## GOAL
Identify all lines in the listing that include the word "Field", and copy them out.

** START OF GIVEN ENTRIES **

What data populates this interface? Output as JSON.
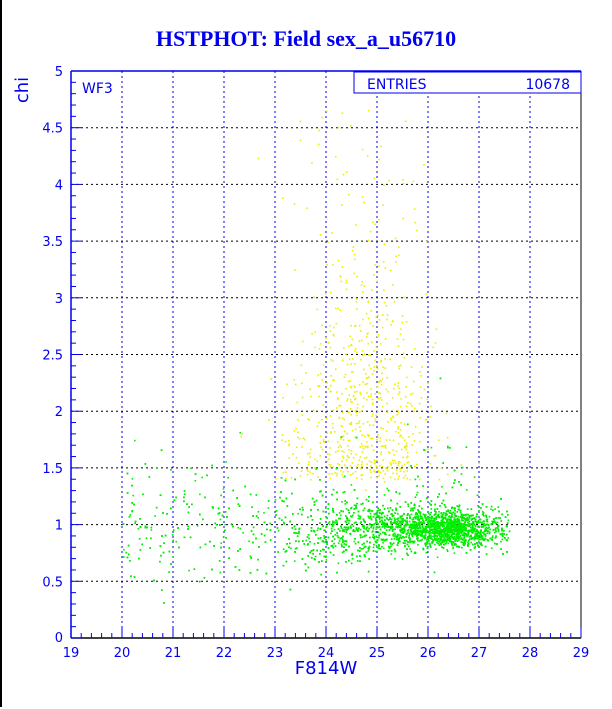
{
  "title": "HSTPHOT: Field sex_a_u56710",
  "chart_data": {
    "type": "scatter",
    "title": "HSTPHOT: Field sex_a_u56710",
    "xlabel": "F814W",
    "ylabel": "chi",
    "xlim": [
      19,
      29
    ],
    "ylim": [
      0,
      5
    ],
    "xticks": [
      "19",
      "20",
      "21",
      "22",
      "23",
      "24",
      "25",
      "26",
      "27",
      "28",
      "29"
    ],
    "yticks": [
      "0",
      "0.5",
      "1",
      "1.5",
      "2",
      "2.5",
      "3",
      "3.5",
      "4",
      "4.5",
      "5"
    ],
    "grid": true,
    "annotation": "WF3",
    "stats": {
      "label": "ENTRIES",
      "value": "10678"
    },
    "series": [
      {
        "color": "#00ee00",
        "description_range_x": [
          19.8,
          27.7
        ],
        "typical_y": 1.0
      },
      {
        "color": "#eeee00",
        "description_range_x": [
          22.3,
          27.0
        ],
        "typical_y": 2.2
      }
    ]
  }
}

** END OF GIVEN ENTRIES **
** START OF GIVEN ENTRIES **

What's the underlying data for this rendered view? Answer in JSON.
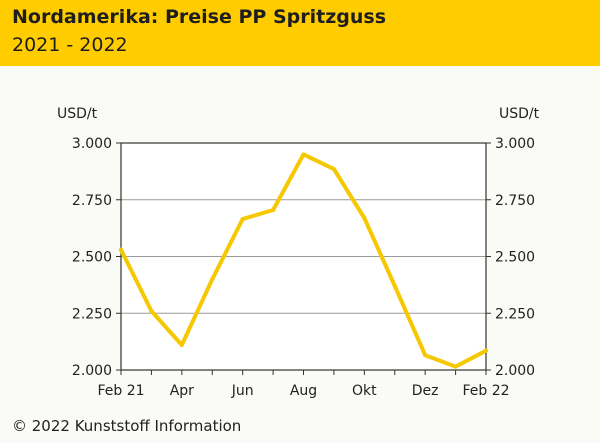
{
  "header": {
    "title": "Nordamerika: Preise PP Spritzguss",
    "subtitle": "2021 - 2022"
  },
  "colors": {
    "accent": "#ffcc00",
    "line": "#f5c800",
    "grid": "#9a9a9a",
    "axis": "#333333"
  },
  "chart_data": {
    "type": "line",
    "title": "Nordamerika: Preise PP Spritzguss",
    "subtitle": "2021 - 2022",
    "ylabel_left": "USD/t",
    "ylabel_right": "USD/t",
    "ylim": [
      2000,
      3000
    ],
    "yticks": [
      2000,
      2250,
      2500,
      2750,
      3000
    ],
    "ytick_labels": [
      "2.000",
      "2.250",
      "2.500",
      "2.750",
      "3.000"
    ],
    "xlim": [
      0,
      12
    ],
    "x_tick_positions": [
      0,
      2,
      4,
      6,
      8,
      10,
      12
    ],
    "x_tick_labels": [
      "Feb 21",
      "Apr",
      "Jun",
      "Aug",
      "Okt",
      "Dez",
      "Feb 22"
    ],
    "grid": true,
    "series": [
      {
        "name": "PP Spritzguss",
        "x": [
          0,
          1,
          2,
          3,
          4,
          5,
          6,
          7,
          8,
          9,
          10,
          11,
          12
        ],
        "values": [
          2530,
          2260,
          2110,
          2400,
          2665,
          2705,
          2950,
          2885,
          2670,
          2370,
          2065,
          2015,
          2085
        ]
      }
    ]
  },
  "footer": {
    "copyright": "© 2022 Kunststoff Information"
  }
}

** END OF GIVEN ENTRIES **

## THE REPLY
  "title": "HSTPHOT: Field sex_a_u56710",
    "title": "HSTPHOT: Field sex_a_u56710",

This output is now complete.